***** INPUT FOR THIS TASK *****
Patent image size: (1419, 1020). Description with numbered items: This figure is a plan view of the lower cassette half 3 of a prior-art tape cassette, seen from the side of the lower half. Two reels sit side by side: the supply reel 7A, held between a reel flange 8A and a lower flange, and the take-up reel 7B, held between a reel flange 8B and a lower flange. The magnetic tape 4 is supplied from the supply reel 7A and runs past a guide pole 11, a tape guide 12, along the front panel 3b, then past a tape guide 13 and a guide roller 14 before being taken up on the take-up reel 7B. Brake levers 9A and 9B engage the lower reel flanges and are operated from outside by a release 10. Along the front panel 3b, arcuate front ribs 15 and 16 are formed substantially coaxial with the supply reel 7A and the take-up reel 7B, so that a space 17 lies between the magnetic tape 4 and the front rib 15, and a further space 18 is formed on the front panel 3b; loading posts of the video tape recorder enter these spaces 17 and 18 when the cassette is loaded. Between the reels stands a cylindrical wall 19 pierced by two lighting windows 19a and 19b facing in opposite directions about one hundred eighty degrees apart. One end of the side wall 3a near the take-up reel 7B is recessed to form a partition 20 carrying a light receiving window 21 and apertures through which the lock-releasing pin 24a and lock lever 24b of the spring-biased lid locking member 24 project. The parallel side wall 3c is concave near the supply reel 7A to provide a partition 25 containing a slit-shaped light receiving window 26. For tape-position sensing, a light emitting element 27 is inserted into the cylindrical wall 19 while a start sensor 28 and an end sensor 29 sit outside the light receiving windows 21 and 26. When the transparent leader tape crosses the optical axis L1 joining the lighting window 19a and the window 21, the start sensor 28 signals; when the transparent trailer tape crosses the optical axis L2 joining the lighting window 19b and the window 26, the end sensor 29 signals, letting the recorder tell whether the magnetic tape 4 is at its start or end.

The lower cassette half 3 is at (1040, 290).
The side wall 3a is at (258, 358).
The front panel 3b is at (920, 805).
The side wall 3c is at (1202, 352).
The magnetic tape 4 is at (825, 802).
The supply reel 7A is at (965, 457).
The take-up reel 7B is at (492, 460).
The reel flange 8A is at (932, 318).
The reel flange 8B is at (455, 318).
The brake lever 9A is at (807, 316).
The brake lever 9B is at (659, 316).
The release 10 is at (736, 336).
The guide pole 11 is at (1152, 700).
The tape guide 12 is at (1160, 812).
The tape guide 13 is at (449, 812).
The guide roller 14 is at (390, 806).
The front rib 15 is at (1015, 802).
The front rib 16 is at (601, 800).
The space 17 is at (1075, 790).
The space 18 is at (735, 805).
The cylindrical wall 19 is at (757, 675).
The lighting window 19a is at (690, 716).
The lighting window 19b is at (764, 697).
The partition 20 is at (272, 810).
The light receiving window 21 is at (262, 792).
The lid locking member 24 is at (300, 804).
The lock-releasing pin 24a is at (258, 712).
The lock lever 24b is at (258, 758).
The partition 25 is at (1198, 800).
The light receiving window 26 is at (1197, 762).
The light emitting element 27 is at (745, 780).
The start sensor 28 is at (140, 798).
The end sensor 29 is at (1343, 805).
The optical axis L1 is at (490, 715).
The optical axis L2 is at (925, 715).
*****
### EXERCISE
Reproduce the entries word for word from their first line through the line containing "The side wall 3c is at (1202, 352).", including both of those lines, and stop there.

### THE RESPONSE
Patent image size: (1419, 1020). Description with numbered items: This figure is a plan view of the lower cassette half 3 of a prior-art tape cassette, seen from the side of the lower half. Two reels sit side by side: the supply reel 7A, held between a reel flange 8A and a lower flange, and the take-up reel 7B, held between a reel flange 8B and a lower flange. The magnetic tape 4 is supplied from the supply reel 7A and runs past a guide pole 11, a tape guide 12, along the front panel 3b, then past a tape guide 13 and a guide roller 14 before being taken up on the take-up reel 7B. Brake levers 9A and 9B engage the lower reel flanges and are operated from outside by a release 10. Along the front panel 3b, arcuate front ribs 15 and 16 are formed substantially coaxial with the supply reel 7A and the take-up reel 7B, so that a space 17 lies between the magnetic tape 4 and the front rib 15, and a further space 18 is formed on the front panel 3b; loading posts of the video tape recorder enter these spaces 17 and 18 when the cassette is loaded. Between the reels stands a cylindrical wall 19 pierced by two lighting windows 19a and 19b facing in opposite directions about one hundred eighty degrees apart. One end of the side wall 3a near the take-up reel 7B is recessed to form a partition 20 carrying a light receiving window 21 and apertures through which the lock-releasing pin 24a and lock lever 24b of the spring-biased lid locking member 24 project. The parallel side wall 3c is concave near the supply reel 7A to provide a partition 25 containing a slit-shaped light receiving window 26. For tape-position sensing, a light emitting element 27 is inserted into the cylindrical wall 19 while a start sensor 28 and an end sensor 29 sit outside the light receiving windows 21 and 26. When the transparent leader tape crosses the optical axis L1 joining the lighting window 19a and the window 21, the start sensor 28 signals; when the transparent trailer tape crosses the optical axis L2 joining the lighting window 19b and the window 26, the end sensor 29 signals, letting the recorder tell whether the magnetic tape 4 is at its start or end.

The lower cassette half 3 is at (1040, 290).
The side wall 3a is at (258, 358).
The front panel 3b is at (920, 805).
The side wall 3c is at (1202, 352).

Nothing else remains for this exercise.